• _What needs to be done_
Copy each line holding the string "body".

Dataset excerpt
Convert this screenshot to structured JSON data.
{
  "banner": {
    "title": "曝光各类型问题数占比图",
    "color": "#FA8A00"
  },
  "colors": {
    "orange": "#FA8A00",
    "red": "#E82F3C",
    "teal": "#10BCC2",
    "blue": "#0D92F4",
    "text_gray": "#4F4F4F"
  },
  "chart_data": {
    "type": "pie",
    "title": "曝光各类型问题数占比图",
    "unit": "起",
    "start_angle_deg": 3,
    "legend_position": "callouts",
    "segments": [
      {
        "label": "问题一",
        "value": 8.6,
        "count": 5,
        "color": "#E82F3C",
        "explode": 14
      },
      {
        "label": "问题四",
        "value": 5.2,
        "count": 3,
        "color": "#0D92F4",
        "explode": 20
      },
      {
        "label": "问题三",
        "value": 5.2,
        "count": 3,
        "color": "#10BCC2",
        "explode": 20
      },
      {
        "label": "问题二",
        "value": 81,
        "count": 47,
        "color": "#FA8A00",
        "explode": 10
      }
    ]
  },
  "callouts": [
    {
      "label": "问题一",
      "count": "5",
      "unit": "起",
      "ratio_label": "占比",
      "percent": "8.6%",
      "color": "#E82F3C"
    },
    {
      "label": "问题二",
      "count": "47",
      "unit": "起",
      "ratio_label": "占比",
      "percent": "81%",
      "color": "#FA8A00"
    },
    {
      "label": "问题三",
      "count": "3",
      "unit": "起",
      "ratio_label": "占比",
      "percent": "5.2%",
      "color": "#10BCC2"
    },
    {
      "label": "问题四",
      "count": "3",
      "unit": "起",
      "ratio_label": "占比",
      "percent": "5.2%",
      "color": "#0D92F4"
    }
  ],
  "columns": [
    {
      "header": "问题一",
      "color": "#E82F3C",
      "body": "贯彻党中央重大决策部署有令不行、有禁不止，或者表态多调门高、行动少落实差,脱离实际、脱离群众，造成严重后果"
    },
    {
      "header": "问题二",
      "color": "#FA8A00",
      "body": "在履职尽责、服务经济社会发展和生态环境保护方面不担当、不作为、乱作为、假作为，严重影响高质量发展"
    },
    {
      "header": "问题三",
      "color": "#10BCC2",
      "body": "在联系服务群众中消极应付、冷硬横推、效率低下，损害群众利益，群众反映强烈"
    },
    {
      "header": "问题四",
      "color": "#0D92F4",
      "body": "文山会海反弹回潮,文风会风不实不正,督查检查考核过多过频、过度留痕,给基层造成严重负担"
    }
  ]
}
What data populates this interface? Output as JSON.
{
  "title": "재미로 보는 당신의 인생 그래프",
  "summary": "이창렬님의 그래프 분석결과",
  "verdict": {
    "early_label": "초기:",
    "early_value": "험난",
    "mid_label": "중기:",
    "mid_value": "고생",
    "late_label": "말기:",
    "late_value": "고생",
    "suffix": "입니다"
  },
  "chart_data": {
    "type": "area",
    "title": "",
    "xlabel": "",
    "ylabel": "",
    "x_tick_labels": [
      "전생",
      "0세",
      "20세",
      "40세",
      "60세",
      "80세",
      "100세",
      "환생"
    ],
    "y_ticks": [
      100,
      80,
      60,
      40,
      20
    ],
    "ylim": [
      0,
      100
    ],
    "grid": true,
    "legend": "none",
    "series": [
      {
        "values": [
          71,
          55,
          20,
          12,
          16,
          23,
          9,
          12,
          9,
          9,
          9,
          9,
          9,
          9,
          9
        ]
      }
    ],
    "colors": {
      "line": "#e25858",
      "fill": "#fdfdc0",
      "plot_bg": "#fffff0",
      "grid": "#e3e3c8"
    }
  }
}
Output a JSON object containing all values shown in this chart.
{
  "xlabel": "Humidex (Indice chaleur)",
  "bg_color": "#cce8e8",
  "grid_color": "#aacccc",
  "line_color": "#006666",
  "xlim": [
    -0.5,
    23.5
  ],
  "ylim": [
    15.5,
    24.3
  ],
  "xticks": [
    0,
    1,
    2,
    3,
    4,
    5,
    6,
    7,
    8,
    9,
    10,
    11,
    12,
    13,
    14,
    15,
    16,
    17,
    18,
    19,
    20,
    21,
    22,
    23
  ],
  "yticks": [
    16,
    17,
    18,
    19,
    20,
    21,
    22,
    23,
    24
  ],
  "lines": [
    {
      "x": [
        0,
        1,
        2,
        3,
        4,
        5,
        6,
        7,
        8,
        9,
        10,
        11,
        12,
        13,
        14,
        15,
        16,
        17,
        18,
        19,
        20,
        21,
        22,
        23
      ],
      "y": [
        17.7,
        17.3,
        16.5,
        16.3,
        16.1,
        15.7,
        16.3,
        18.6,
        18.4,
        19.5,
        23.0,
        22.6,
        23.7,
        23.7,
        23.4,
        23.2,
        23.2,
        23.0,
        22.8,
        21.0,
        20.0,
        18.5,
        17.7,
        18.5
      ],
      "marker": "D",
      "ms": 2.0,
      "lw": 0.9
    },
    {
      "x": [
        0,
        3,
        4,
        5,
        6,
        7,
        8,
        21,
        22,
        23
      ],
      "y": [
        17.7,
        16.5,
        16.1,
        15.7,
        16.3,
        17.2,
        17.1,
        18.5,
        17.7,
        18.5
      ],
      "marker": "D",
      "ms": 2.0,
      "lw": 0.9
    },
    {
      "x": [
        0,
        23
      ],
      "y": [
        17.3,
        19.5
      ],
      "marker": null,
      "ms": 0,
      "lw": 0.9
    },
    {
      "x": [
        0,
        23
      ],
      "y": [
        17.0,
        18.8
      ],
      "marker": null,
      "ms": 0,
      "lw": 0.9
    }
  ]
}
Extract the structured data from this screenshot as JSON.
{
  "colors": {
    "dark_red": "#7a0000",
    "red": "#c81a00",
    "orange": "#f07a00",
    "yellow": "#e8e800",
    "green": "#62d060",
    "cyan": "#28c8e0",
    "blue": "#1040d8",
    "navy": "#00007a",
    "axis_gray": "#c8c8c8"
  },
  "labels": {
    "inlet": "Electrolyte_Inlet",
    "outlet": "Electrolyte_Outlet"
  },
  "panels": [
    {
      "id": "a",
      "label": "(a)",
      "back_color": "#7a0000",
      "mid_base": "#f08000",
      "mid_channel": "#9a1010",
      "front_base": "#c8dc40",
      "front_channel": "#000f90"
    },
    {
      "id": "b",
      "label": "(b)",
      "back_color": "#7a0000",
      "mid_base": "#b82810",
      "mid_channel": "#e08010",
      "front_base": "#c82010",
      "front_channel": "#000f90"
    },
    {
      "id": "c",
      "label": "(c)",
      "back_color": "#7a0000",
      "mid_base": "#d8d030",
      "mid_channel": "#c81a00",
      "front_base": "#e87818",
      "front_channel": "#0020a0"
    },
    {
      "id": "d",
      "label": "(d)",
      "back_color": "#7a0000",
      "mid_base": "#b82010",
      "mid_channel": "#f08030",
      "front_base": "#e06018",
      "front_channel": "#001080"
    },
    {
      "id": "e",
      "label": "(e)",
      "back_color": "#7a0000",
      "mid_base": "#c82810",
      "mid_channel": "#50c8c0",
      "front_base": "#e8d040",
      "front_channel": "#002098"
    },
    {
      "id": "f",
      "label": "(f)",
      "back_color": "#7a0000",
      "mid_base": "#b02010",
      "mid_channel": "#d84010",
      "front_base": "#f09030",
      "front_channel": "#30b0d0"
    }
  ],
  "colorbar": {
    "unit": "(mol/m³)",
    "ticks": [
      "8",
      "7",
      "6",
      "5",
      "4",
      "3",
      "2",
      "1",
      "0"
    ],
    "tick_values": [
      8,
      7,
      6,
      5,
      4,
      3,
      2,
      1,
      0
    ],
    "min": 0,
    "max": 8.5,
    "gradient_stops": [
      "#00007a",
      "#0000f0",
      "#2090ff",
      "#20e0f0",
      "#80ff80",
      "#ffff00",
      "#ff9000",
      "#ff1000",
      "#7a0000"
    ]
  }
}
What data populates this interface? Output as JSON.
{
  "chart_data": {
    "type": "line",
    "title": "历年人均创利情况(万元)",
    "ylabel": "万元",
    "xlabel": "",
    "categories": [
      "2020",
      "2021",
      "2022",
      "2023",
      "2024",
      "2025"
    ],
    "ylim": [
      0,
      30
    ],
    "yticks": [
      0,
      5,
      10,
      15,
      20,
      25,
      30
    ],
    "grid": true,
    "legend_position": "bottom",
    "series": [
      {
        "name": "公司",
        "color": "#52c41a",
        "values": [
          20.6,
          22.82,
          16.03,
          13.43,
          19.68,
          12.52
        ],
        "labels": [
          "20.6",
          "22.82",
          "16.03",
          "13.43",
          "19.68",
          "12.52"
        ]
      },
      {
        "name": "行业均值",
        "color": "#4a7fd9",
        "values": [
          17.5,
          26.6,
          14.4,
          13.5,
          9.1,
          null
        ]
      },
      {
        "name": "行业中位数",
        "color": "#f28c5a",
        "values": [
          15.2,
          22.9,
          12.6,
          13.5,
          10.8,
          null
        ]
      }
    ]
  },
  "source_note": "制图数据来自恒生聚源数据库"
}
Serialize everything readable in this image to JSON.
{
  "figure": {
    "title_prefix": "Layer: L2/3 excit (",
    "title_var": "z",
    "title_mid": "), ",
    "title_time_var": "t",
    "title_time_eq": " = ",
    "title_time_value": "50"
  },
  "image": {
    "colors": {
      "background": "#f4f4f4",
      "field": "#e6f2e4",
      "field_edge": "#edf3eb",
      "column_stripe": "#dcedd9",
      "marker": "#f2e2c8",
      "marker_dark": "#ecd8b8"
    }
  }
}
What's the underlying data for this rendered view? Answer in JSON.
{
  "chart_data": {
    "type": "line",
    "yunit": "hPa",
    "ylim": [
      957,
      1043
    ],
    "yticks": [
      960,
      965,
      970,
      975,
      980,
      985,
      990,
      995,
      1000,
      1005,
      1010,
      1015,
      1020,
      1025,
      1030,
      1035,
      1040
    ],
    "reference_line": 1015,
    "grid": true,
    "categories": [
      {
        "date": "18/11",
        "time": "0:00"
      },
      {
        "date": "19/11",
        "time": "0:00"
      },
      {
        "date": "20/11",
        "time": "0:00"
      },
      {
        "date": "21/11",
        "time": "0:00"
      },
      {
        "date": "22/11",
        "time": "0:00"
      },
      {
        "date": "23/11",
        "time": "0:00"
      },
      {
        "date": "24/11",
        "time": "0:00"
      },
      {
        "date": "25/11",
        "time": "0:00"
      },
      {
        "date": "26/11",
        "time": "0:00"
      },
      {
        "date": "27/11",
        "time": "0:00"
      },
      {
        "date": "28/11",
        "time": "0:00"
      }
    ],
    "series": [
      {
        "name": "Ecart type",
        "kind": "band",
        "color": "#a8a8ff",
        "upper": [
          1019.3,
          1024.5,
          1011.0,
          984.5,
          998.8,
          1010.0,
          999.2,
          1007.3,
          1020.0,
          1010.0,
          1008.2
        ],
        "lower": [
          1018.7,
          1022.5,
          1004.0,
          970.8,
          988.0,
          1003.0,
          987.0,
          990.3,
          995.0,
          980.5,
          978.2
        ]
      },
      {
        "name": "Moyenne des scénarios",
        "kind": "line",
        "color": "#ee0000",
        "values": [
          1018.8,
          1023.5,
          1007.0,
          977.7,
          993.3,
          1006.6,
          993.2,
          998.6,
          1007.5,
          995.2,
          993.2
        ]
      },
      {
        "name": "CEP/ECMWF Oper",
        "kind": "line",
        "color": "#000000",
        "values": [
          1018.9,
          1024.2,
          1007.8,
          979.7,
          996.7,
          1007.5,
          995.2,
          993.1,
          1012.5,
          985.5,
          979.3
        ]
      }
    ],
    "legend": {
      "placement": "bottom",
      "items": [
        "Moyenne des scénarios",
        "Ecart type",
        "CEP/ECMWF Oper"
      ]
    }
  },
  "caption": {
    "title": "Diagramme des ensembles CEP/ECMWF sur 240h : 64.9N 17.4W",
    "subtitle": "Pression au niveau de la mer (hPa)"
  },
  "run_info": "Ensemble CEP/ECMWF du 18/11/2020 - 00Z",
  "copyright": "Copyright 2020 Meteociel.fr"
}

• _Response to the task_
      "body": "贯彻党中央重大决策部署有令不行、有禁不止，或者表态多调门高、行动少落实差,脱离实际、脱离群众，造成严重后果"
      "body": "在履职尽责、服务经济社会发展和生态环境保护方面不担当、不作为、乱作为、假作为，严重影响高质量发展"
      "body": "在联系服务群众中消极应付、冷硬横推、效率低下，损害群众利益，群众反映强烈"
      "body": "文山会海反弹回潮,文风会风不实不正,督查检查考核过多过频、过度留痕,给基层造成严重负担"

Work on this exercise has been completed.